═══ LISTED RECORDS ═══
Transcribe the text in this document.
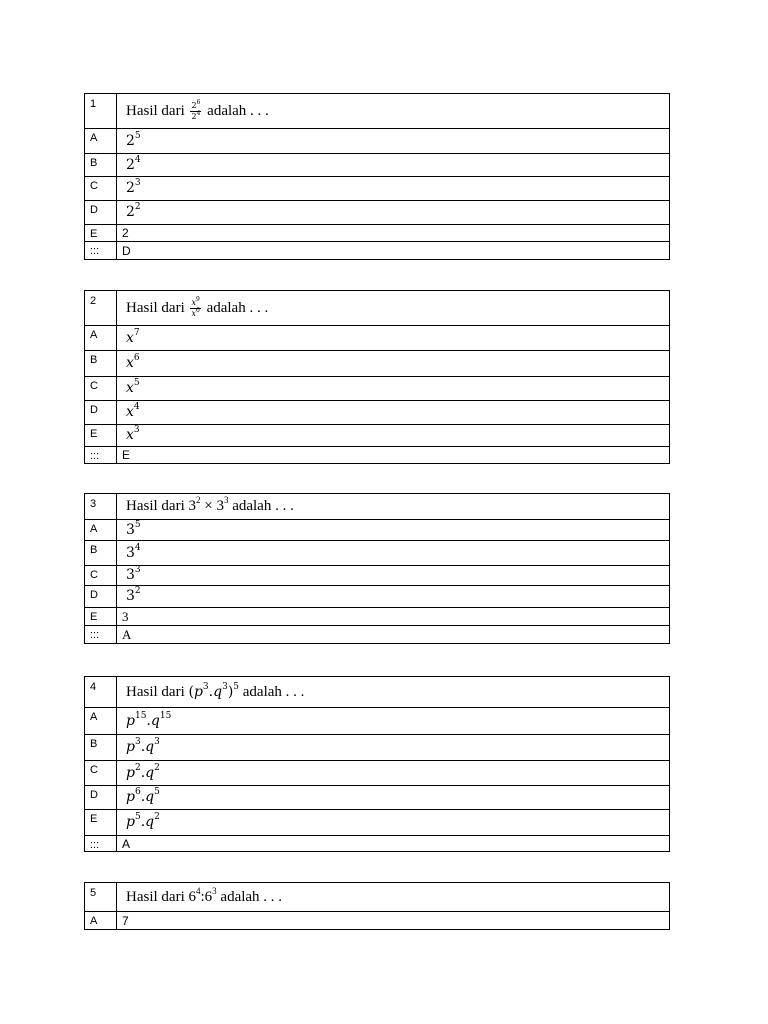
1	Hasil dari $\frac{2^6}{2^4}$ adalah . . .
A	$2^5$
B	$2^4$
C	$2^3$
D	$2^2$
E	2
:::	D
2	Hasil dari $\frac{x^9}{x^6}$ adalah . . .
A	$x^7$
B	$x^6$
C	$x^5$
D	$x^4$
E	$x^3$
:::	E
3	Hasil dari $3^2 \times 3^3$ adalah . . .
A	$3^5$
B	$3^4$
C	$3^3$
D	$3^2$
E	3
:::	A
4	Hasil dari $(p^3.q^3)^5$ adalah . . .
A	$p^{15}.q^{15}$
B	$p^3.q^3$
C	$p^2.q^2$
D	$p^6.q^5$
E	$p^5.q^2$
:::	A
5	Hasil dari $6^4:6^3$ adalah . . .
A	7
═══
Copy every record above exactly as written, but leave out the pictures.

_SOLUTION TO THE PROBLEM:_
Transcribe the text in this document.
1	Hasil dari $\frac{2^6}{2^4}$ adalah . . .
A	$2^5$
B	$2^4$
C	$2^3$
D	$2^2$
E	2
:::	D
2	Hasil dari $\frac{x^9}{x^6}$ adalah . . .
A	$x^7$
B	$x^6$
C	$x^5$
D	$x^4$
E	$x^3$
:::	E
3	Hasil dari $3^2 \times 3^3$ adalah . . .
A	$3^5$
B	$3^4$
C	$3^3$
D	$3^2$
E	3
:::	A
4	Hasil dari $(p^3.q^3)^5$ adalah . . .
A	$p^{15}.q^{15}$
B	$p^3.q^3$
C	$p^2.q^2$
D	$p^6.q^5$
E	$p^5.q^2$
:::	A
5	Hasil dari $6^4:6^3$ adalah . . .
A	7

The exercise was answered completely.